==== Information provided ====

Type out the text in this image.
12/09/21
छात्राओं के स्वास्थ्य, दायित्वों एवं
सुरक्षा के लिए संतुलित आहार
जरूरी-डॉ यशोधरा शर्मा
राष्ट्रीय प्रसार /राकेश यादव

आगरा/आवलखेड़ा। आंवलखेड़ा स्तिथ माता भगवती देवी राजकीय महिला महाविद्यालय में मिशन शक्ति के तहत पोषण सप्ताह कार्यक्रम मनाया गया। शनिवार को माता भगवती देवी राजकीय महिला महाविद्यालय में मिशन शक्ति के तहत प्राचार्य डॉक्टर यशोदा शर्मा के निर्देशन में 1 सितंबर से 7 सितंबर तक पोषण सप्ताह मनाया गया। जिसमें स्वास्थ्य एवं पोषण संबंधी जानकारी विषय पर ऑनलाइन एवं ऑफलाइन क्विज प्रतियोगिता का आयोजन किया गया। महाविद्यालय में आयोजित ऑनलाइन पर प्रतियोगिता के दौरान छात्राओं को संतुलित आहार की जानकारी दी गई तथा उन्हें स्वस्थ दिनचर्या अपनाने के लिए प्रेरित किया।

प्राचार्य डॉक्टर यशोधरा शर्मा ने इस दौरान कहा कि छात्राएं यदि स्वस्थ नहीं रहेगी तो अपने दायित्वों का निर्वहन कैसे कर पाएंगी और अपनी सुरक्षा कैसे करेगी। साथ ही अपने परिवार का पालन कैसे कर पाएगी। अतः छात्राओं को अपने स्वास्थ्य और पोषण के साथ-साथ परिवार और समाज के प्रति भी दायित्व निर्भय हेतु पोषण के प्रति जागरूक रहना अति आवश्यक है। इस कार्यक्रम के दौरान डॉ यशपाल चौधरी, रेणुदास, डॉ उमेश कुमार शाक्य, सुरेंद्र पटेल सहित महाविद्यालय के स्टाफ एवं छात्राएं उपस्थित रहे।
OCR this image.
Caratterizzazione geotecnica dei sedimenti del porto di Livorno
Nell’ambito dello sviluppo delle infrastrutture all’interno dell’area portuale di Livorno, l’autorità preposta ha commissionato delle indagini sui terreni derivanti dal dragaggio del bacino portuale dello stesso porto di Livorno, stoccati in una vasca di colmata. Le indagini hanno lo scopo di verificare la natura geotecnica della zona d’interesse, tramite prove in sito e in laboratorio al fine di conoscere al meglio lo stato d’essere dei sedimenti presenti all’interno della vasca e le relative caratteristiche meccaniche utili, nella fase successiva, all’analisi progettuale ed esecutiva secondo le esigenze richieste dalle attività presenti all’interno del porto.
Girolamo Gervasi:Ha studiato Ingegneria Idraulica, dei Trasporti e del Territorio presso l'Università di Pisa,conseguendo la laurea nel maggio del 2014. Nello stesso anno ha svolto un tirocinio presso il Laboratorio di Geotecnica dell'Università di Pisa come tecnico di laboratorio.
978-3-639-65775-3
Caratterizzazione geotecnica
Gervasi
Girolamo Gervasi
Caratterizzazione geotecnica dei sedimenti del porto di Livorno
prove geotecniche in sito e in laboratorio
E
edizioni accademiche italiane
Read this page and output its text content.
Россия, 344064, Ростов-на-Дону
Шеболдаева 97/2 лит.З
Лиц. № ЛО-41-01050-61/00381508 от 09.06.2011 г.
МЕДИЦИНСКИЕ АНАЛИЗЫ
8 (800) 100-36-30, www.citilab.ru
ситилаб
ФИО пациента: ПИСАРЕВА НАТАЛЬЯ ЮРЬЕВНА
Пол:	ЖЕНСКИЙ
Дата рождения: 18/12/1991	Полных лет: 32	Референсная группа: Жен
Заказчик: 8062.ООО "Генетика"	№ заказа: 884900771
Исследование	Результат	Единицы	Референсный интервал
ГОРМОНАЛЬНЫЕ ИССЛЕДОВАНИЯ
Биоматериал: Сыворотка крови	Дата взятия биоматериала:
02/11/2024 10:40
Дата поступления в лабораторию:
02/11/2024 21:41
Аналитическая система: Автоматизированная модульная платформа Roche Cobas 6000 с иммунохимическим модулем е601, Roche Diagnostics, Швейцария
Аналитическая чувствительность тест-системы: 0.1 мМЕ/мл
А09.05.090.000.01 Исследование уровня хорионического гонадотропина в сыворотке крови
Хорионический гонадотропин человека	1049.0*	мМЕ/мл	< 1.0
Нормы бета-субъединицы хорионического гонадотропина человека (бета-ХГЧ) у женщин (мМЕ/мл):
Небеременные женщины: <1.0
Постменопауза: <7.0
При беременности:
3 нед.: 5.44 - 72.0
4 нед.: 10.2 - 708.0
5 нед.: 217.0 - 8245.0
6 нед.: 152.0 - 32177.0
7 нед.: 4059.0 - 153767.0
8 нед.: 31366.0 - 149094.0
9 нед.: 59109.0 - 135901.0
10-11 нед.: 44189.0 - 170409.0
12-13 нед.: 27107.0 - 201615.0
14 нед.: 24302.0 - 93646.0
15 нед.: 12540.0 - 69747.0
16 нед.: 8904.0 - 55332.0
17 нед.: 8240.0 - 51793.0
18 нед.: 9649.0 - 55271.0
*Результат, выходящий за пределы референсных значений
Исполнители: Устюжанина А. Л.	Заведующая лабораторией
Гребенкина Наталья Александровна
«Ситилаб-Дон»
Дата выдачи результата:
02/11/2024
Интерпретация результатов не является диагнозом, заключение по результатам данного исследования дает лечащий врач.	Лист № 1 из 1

====

What is required: Write out the data exactly as it stands.

Output of the exercise:
Type out the text in this image.
12/09/21
छात्राओं के स्वास्थ्य, दायित्वों एवं
सुरक्षा के लिए संतुलित आहार
जरूरी-डॉ यशोधरा शर्मा
राष्ट्रीय प्रसार /राकेश यादव

आगरा/आवलखेड़ा। आंवलखेड़ा स्तिथ माता भगवती देवी राजकीय महिला महाविद्यालय में मिशन शक्ति के तहत पोषण सप्ताह कार्यक्रम मनाया गया। शनिवार को माता भगवती देवी राजकीय महिला महाविद्यालय में मिशन शक्ति के तहत प्राचार्य डॉक्टर यशोदा शर्मा के निर्देशन में 1 सितंबर से 7 सितंबर तक पोषण सप्ताह मनाया गया। जिसमें स्वास्थ्य एवं पोषण संबंधी जानकारी विषय पर ऑनलाइन एवं ऑफलाइन क्विज प्रतियोगिता का आयोजन किया गया। महाविद्यालय में आयोजित ऑनलाइन पर प्रतियोगिता के दौरान छात्राओं को संतुलित आहार की जानकारी दी गई तथा उन्हें स्वस्थ दिनचर्या अपनाने के लिए प्रेरित किया।

प्राचार्य डॉक्टर यशोधरा शर्मा ने इस दौरान कहा कि छात्राएं यदि स्वस्थ नहीं रहेगी तो अपने दायित्वों का निर्वहन कैसे कर पाएंगी और अपनी सुरक्षा कैसे करेगी। साथ ही अपने परिवार का पालन कैसे कर पाएगी। अतः छात्राओं को अपने स्वास्थ्य और पोषण के साथ-साथ परिवार और समाज के प्रति भी दायित्व निर्भय हेतु पोषण के प्रति जागरूक रहना अति आवश्यक है। इस कार्यक्रम के दौरान डॉ यशपाल चौधरी, रेणुदास, डॉ उमेश कुमार शाक्य, सुरेंद्र पटेल सहित महाविद्यालय के स्टाफ एवं छात्राएं उपस्थित रहे।
OCR this image.
Caratterizzazione geotecnica dei sedimenti del porto di Livorno
Nell’ambito dello sviluppo delle infrastrutture all’interno dell’area portuale di Livorno, l’autorità preposta ha commissionato delle indagini sui terreni derivanti dal dragaggio del bacino portuale dello stesso porto di Livorno, stoccati in una vasca di colmata. Le indagini hanno lo scopo di verificare la natura geotecnica della zona d’interesse, tramite prove in sito e in laboratorio al fine di conoscere al meglio lo stato d’essere dei sedimenti presenti all’interno della vasca e le relative caratteristiche meccaniche utili, nella fase successiva, all’analisi progettuale ed esecutiva secondo le esigenze richieste dalle attività presenti all’interno del porto.
Girolamo Gervasi:Ha studiato Ingegneria Idraulica, dei Trasporti e del Territorio presso l'Università di Pisa,conseguendo la laurea nel maggio del 2014. Nello stesso anno ha svolto un tirocinio presso il Laboratorio di Geotecnica dell'Università di Pisa come tecnico di laboratorio.
978-3-639-65775-3
Caratterizzazione geotecnica
Gervasi
Girolamo Gervasi
Caratterizzazione geotecnica dei sedimenti del porto di Livorno
prove geotecniche in sito e in laboratorio
E
edizioni accademiche italiane
Read this page and output its text content.
Россия, 344064, Ростов-на-Дону
Шеболдаева 97/2 лит.З
Лиц. № ЛО-41-01050-61/00381508 от 09.06.2011 г.
МЕДИЦИНСКИЕ АНАЛИЗЫ
8 (800) 100-36-30, www.citilab.ru
ситилаб
ФИО пациента: ПИСАРЕВА НАТАЛЬЯ ЮРЬЕВНА
Пол:	ЖЕНСКИЙ
Дата рождения: 18/12/1991	Полных лет: 32	Референсная группа: Жен
Заказчик: 8062.ООО "Генетика"	№ заказа: 884900771
Исследование	Результат	Единицы	Референсный интервал
ГОРМОНАЛЬНЫЕ ИССЛЕДОВАНИЯ
Биоматериал: Сыворотка крови	Дата взятия биоматериала:
02/11/2024 10:40
Дата поступления в лабораторию:
02/11/2024 21:41
Аналитическая система: Автоматизированная модульная платформа Roche Cobas 6000 с иммунохимическим модулем е601, Roche Diagnostics, Швейцария
Аналитическая чувствительность тест-системы: 0.1 мМЕ/мл
А09.05.090.000.01 Исследование уровня хорионического гонадотропина в сыворотке крови
Хорионический гонадотропин человека	1049.0*	мМЕ/мл	< 1.0
Нормы бета-субъединицы хорионического гонадотропина человека (бета-ХГЧ) у женщин (мМЕ/мл):
Небеременные женщины: <1.0
Постменопауза: <7.0
При беременности:
3 нед.: 5.44 - 72.0
4 нед.: 10.2 - 708.0
5 нед.: 217.0 - 8245.0
6 нед.: 152.0 - 32177.0
7 нед.: 4059.0 - 153767.0
8 нед.: 31366.0 - 149094.0
9 нед.: 59109.0 - 135901.0
10-11 нед.: 44189.0 - 170409.0
12-13 нед.: 27107.0 - 201615.0
14 нед.: 24302.0 - 93646.0
15 нед.: 12540.0 - 69747.0
16 нед.: 8904.0 - 55332.0
17 нед.: 8240.0 - 51793.0
18 нед.: 9649.0 - 55271.0
*Результат, выходящий за пределы референсных значений
Исполнители: Устюжанина А. Л.	Заведующая лабораторией
Гребенкина Наталья Александровна
«Ситилаб-Дон»
Дата выдачи результата:
02/11/2024
Интерпретация результатов не является диагнозом, заключение по результатам данного исследования дает лечащий врач.	Лист № 1 из 1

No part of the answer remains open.